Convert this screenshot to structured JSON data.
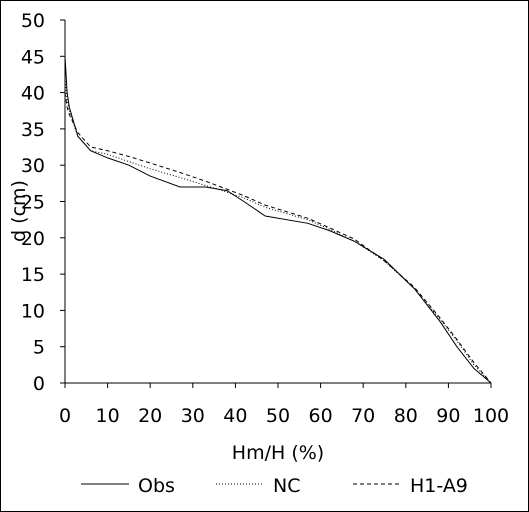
{
  "chart_data": {
    "type": "line",
    "title": "",
    "xlabel": "Hm/H (%)",
    "ylabel": "d (cm)",
    "xlim": [
      0,
      100
    ],
    "ylim": [
      0,
      50
    ],
    "xticks": [
      "0",
      "10",
      "20",
      "30",
      "40",
      "50",
      "60",
      "70",
      "80",
      "90",
      "100"
    ],
    "yticks": [
      "0",
      "5",
      "10",
      "15",
      "20",
      "25",
      "30",
      "35",
      "40",
      "45",
      "50"
    ],
    "grid": false,
    "legend_position": "bottom",
    "series": [
      {
        "name": "Obs",
        "style": "solid",
        "points": [
          [
            0,
            45
          ],
          [
            0.5,
            40
          ],
          [
            1,
            38
          ],
          [
            3,
            34
          ],
          [
            6,
            32
          ],
          [
            10,
            31
          ],
          [
            15,
            30
          ],
          [
            20,
            28.5
          ],
          [
            27,
            27
          ],
          [
            33,
            27
          ],
          [
            38,
            26.5
          ],
          [
            42,
            25
          ],
          [
            47,
            23
          ],
          [
            57,
            22
          ],
          [
            62,
            21
          ],
          [
            68,
            19.5
          ],
          [
            75,
            17
          ],
          [
            82,
            13
          ],
          [
            88,
            8.5
          ],
          [
            92,
            5
          ],
          [
            96,
            2
          ],
          [
            100,
            0
          ]
        ]
      },
      {
        "name": "NC",
        "style": "dotted",
        "points": [
          [
            0,
            42
          ],
          [
            0.5,
            39
          ],
          [
            1,
            37.5
          ],
          [
            3,
            34
          ],
          [
            6,
            32
          ],
          [
            10,
            31.5
          ],
          [
            15,
            30.5
          ],
          [
            20,
            29.5
          ],
          [
            27,
            28.3
          ],
          [
            33,
            27.2
          ],
          [
            38,
            26.3
          ],
          [
            42,
            25.5
          ],
          [
            47,
            24.2
          ],
          [
            57,
            22.5
          ],
          [
            62,
            21.2
          ],
          [
            68,
            19.5
          ],
          [
            75,
            16.8
          ],
          [
            82,
            13
          ],
          [
            88,
            8.8
          ],
          [
            92,
            5.8
          ],
          [
            96,
            2.5
          ],
          [
            100,
            0
          ]
        ]
      },
      {
        "name": "H1-A9",
        "style": "dashed",
        "points": [
          [
            0,
            40
          ],
          [
            0.5,
            38
          ],
          [
            1,
            37
          ],
          [
            3,
            34.5
          ],
          [
            6,
            32.5
          ],
          [
            10,
            32
          ],
          [
            15,
            31.2
          ],
          [
            20,
            30.3
          ],
          [
            27,
            29
          ],
          [
            33,
            27.8
          ],
          [
            38,
            26.7
          ],
          [
            42,
            25.8
          ],
          [
            47,
            24.5
          ],
          [
            57,
            22.7
          ],
          [
            62,
            21.4
          ],
          [
            68,
            19.8
          ],
          [
            75,
            16.8
          ],
          [
            82,
            13.2
          ],
          [
            88,
            9
          ],
          [
            92,
            6
          ],
          [
            96,
            2.8
          ],
          [
            100,
            0
          ]
        ]
      }
    ]
  }
}
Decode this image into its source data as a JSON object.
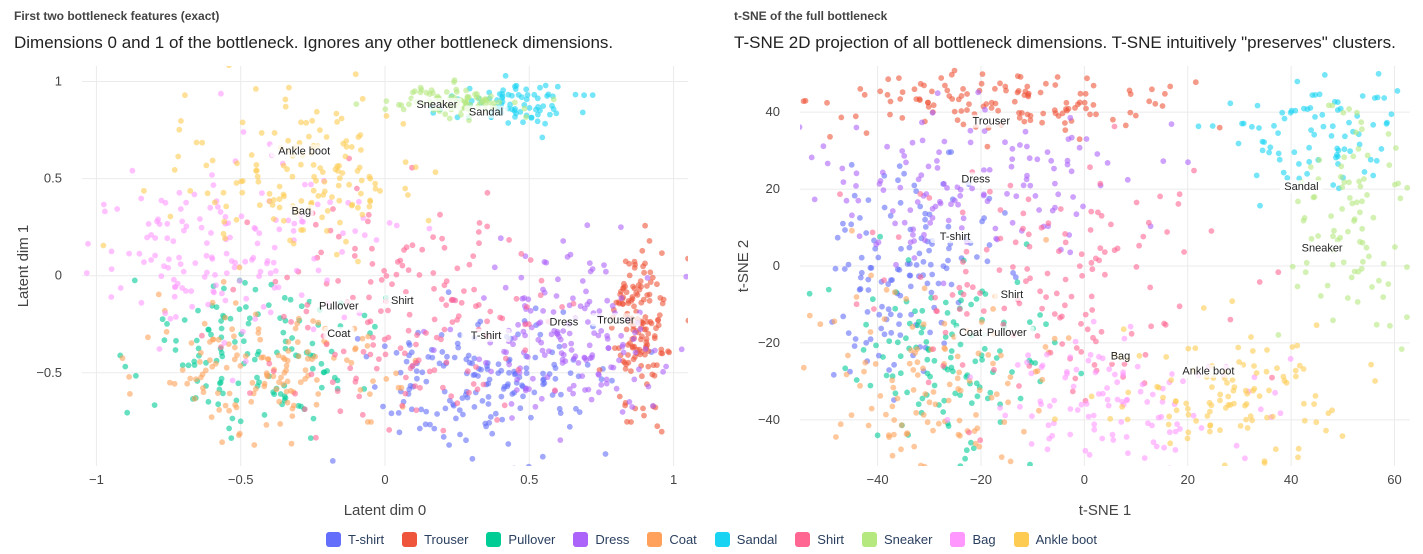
{
  "panels": [
    {
      "heading": "First two bottleneck features (exact)",
      "subtitle": "Dimensions 0 and 1 of the bottleneck. Ignores any other bottleneck dimensions."
    },
    {
      "heading": "t-SNE of the full bottleneck",
      "subtitle": "T-SNE 2D projection of all bottleneck dimensions. T-SNE intuitively \"preserves\" clusters."
    }
  ],
  "legend": [
    {
      "name": "T-shirt",
      "color": "#636efa"
    },
    {
      "name": "Trouser",
      "color": "#ef553b"
    },
    {
      "name": "Pullover",
      "color": "#00cc96"
    },
    {
      "name": "Dress",
      "color": "#ab63fa"
    },
    {
      "name": "Coat",
      "color": "#ffa15a"
    },
    {
      "name": "Sandal",
      "color": "#19d3f3"
    },
    {
      "name": "Shirt",
      "color": "#ff6692"
    },
    {
      "name": "Sneaker",
      "color": "#b6e880"
    },
    {
      "name": "Bag",
      "color": "#ff97ff"
    },
    {
      "name": "Ankle boot",
      "color": "#fecb52"
    }
  ],
  "chart_data": [
    {
      "type": "scatter",
      "title": "First two bottleneck features (exact)",
      "subtitle": "Dimensions 0 and 1 of the bottleneck. Ignores any other bottleneck dimensions.",
      "xlabel": "Latent dim 0",
      "ylabel": "Latent dim 1",
      "xlim": [
        -1.05,
        1.05
      ],
      "ylim": [
        -0.98,
        1.08
      ],
      "xticks": [
        -1,
        -0.5,
        0,
        0.5,
        1
      ],
      "xtick_labels": [
        "−1",
        "−0.5",
        "0",
        "0.5",
        "1"
      ],
      "yticks": [
        -0.5,
        0,
        0.5,
        1
      ],
      "ytick_labels": [
        "−0.5",
        "0",
        "0.5",
        "1"
      ],
      "grid": true,
      "clusters": [
        {
          "name": "T-shirt",
          "center": [
            0.33,
            -0.55
          ],
          "spread": [
            0.2,
            0.18
          ],
          "n": 170,
          "label_pos": [
            0.35,
            -0.32
          ]
        },
        {
          "name": "Trouser",
          "center": [
            0.88,
            -0.25
          ],
          "spread": [
            0.05,
            0.2
          ],
          "n": 150,
          "label_pos": [
            0.8,
            -0.24
          ]
        },
        {
          "name": "Pullover",
          "center": [
            -0.45,
            -0.4
          ],
          "spread": [
            0.2,
            0.18
          ],
          "n": 130,
          "label_pos": [
            -0.16,
            -0.17
          ]
        },
        {
          "name": "Dress",
          "center": [
            0.62,
            -0.3
          ],
          "spread": [
            0.17,
            0.22
          ],
          "n": 170,
          "label_pos": [
            0.62,
            -0.25
          ]
        },
        {
          "name": "Coat",
          "center": [
            -0.42,
            -0.48
          ],
          "spread": [
            0.2,
            0.16
          ],
          "n": 140,
          "label_pos": [
            -0.16,
            -0.31
          ]
        },
        {
          "name": "Sandal",
          "center": [
            0.45,
            0.88
          ],
          "spread": [
            0.12,
            0.06
          ],
          "n": 80,
          "label_pos": [
            0.35,
            0.83
          ]
        },
        {
          "name": "Shirt",
          "center": [
            0.1,
            -0.2
          ],
          "spread": [
            0.28,
            0.28
          ],
          "n": 170,
          "label_pos": [
            0.06,
            -0.14
          ]
        },
        {
          "name": "Sneaker",
          "center": [
            0.25,
            0.9
          ],
          "spread": [
            0.12,
            0.04
          ],
          "n": 90,
          "label_pos": [
            0.18,
            0.87
          ]
        },
        {
          "name": "Bag",
          "center": [
            -0.55,
            0.15
          ],
          "spread": [
            0.25,
            0.25
          ],
          "n": 160,
          "label_pos": [
            -0.29,
            0.32
          ]
        },
        {
          "name": "Ankle boot",
          "center": [
            -0.3,
            0.55
          ],
          "spread": [
            0.2,
            0.2
          ],
          "n": 150,
          "label_pos": [
            -0.28,
            0.63
          ]
        }
      ]
    },
    {
      "type": "scatter",
      "title": "t-SNE of the full bottleneck",
      "subtitle": "T-SNE 2D projection of all bottleneck dimensions. T-SNE intuitively \"preserves\" clusters.",
      "xlabel": "t-SNE 1",
      "ylabel": "t-SNE 2",
      "xlim": [
        -55,
        63
      ],
      "ylim": [
        -52,
        52
      ],
      "xticks": [
        -40,
        -20,
        0,
        20,
        40,
        60
      ],
      "xtick_labels": [
        "−40",
        "−20",
        "0",
        "20",
        "40",
        "60"
      ],
      "yticks": [
        -40,
        -20,
        0,
        20,
        40
      ],
      "ytick_labels": [
        "−40",
        "−20",
        "0",
        "20",
        "40"
      ],
      "grid": true,
      "clusters": [
        {
          "name": "T-shirt",
          "center": [
            -35,
            0
          ],
          "spread": [
            8,
            14
          ],
          "n": 130,
          "label_pos": [
            -25,
            7
          ]
        },
        {
          "name": "Trouser",
          "center": [
            -15,
            42
          ],
          "spread": [
            18,
            5
          ],
          "n": 130,
          "label_pos": [
            -18,
            37
          ]
        },
        {
          "name": "Pullover",
          "center": [
            -25,
            -25
          ],
          "spread": [
            10,
            10
          ],
          "n": 120,
          "label_pos": [
            -15,
            -18
          ]
        },
        {
          "name": "Dress",
          "center": [
            -20,
            22
          ],
          "spread": [
            16,
            10
          ],
          "n": 140,
          "label_pos": [
            -21,
            22
          ]
        },
        {
          "name": "Coat",
          "center": [
            -30,
            -30
          ],
          "spread": [
            12,
            12
          ],
          "n": 120,
          "label_pos": [
            -22,
            -18
          ]
        },
        {
          "name": "Sandal",
          "center": [
            45,
            35
          ],
          "spread": [
            8,
            8
          ],
          "n": 90,
          "label_pos": [
            42,
            20
          ]
        },
        {
          "name": "Shirt",
          "center": [
            -5,
            -5
          ],
          "spread": [
            16,
            14
          ],
          "n": 140,
          "label_pos": [
            -14,
            -8
          ]
        },
        {
          "name": "Sneaker",
          "center": [
            52,
            12
          ],
          "spread": [
            6,
            14
          ],
          "n": 90,
          "label_pos": [
            46,
            4
          ]
        },
        {
          "name": "Bag",
          "center": [
            5,
            -35
          ],
          "spread": [
            14,
            8
          ],
          "n": 110,
          "label_pos": [
            7,
            -24
          ]
        },
        {
          "name": "Ankle boot",
          "center": [
            28,
            -32
          ],
          "spread": [
            12,
            8
          ],
          "n": 110,
          "label_pos": [
            24,
            -28
          ]
        }
      ]
    }
  ]
}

***

CHALLENGE =>
Copy every line of the listing that contains the word "full".

THE ANSWER =>
      "heading": "t-SNE of the full bottleneck",
      "title": "t-SNE of the full bottleneck",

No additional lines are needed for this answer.